■ **Stored data**
>> BEGIN
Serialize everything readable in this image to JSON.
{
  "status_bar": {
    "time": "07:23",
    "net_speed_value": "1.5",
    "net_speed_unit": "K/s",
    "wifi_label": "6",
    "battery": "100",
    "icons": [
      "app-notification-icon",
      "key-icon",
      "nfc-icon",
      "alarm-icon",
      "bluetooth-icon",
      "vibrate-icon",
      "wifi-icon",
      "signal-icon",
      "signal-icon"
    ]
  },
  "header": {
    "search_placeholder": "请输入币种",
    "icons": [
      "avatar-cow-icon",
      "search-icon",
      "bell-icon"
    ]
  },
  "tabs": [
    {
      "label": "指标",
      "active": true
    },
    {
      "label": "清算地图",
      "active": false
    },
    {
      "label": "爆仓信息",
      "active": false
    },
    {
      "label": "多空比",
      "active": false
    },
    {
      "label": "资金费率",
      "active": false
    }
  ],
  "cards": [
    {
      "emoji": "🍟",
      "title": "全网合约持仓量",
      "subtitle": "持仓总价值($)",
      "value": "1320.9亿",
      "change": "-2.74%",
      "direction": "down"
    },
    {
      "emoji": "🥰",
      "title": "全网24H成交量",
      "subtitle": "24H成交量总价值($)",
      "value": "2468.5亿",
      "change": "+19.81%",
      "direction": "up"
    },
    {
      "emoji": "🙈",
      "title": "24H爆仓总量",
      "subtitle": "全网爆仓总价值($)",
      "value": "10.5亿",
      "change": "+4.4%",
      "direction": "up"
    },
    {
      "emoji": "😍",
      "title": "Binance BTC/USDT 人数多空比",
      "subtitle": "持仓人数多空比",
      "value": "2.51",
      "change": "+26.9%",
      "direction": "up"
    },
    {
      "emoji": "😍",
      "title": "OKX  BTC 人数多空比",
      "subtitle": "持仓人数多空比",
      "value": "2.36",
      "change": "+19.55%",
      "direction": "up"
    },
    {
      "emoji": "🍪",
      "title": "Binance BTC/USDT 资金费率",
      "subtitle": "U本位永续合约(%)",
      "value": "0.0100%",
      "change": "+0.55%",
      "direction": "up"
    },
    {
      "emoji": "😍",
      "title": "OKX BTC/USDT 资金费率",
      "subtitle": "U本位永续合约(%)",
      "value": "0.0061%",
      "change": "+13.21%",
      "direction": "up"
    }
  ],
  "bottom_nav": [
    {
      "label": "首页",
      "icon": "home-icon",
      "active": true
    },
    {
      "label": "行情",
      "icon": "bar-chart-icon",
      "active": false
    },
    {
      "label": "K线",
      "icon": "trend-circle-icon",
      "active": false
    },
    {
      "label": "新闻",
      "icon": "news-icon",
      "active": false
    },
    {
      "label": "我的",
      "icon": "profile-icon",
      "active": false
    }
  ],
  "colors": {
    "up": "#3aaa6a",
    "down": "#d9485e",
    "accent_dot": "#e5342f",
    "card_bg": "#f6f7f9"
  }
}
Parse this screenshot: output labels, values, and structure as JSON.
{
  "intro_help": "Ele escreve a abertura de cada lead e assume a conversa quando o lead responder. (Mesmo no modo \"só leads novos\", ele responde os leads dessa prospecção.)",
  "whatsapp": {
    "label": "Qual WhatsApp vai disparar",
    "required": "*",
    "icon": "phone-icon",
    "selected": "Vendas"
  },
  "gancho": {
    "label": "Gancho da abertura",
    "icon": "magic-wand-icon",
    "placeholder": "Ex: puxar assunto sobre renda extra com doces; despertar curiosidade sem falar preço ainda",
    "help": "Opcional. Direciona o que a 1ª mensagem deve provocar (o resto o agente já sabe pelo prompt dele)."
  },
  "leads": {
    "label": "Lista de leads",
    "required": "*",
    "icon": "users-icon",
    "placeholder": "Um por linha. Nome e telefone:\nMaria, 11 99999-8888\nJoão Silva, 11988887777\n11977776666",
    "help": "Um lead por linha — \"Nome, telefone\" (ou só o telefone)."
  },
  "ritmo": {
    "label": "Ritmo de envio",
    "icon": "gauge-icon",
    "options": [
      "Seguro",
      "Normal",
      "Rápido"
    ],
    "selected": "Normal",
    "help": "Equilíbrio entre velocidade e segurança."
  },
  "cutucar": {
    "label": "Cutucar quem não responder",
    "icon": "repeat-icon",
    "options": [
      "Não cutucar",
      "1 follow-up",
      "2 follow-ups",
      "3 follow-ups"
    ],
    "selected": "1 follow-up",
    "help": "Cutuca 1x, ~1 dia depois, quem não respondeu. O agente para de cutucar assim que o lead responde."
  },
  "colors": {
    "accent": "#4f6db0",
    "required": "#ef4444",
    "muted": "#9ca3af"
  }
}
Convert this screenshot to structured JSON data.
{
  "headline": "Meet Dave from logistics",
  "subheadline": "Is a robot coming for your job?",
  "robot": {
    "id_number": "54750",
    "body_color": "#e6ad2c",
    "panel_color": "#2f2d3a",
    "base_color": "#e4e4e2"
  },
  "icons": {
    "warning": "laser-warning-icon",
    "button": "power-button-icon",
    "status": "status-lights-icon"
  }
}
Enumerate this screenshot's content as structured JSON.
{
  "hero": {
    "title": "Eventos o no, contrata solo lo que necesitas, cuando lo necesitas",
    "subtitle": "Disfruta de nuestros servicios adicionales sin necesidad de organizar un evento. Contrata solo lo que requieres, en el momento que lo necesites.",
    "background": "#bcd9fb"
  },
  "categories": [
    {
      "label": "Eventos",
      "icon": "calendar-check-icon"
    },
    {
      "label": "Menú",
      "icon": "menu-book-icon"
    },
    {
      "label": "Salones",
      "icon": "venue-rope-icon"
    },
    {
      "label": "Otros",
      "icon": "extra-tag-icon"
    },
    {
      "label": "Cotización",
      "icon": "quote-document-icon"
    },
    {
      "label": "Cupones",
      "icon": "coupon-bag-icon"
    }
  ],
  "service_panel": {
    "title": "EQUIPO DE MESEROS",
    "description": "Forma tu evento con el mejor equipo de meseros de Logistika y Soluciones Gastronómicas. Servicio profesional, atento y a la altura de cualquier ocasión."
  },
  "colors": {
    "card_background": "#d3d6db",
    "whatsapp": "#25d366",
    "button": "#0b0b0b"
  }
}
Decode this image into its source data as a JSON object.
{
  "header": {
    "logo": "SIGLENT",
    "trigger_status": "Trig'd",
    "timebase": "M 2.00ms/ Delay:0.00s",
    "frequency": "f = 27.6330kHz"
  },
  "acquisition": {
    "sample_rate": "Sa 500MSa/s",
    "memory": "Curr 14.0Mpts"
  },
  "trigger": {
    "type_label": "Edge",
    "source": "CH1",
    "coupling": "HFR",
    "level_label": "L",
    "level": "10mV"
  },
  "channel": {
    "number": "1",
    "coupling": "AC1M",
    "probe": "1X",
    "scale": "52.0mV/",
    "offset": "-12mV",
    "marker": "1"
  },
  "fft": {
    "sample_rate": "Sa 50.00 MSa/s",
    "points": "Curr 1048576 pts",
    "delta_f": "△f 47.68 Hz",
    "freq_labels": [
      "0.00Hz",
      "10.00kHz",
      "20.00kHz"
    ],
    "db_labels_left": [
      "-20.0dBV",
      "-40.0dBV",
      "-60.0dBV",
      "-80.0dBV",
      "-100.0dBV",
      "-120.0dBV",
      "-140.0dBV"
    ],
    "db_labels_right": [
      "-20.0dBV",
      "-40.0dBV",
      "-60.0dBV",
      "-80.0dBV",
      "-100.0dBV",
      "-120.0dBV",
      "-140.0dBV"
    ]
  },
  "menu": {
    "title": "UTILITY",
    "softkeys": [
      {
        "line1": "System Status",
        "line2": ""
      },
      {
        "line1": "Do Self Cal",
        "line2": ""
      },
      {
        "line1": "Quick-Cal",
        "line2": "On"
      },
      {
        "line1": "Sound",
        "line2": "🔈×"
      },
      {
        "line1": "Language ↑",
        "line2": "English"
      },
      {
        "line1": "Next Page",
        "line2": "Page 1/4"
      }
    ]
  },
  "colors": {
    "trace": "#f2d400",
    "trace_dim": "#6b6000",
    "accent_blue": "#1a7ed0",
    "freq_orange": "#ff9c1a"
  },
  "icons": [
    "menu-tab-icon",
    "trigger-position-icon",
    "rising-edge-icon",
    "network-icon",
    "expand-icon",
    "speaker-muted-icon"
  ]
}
>> END
■ **CHALLENGE**
Look for "emoji" and pull out every line that has it.

■ **RESULT BELOW**
      "emoji": "🍟",
      "emoji": "🥰",
      "emoji": "🙈",
      "emoji": "😍",
      "emoji": "😍",
      "emoji": "🍪",
      "emoji": "😍",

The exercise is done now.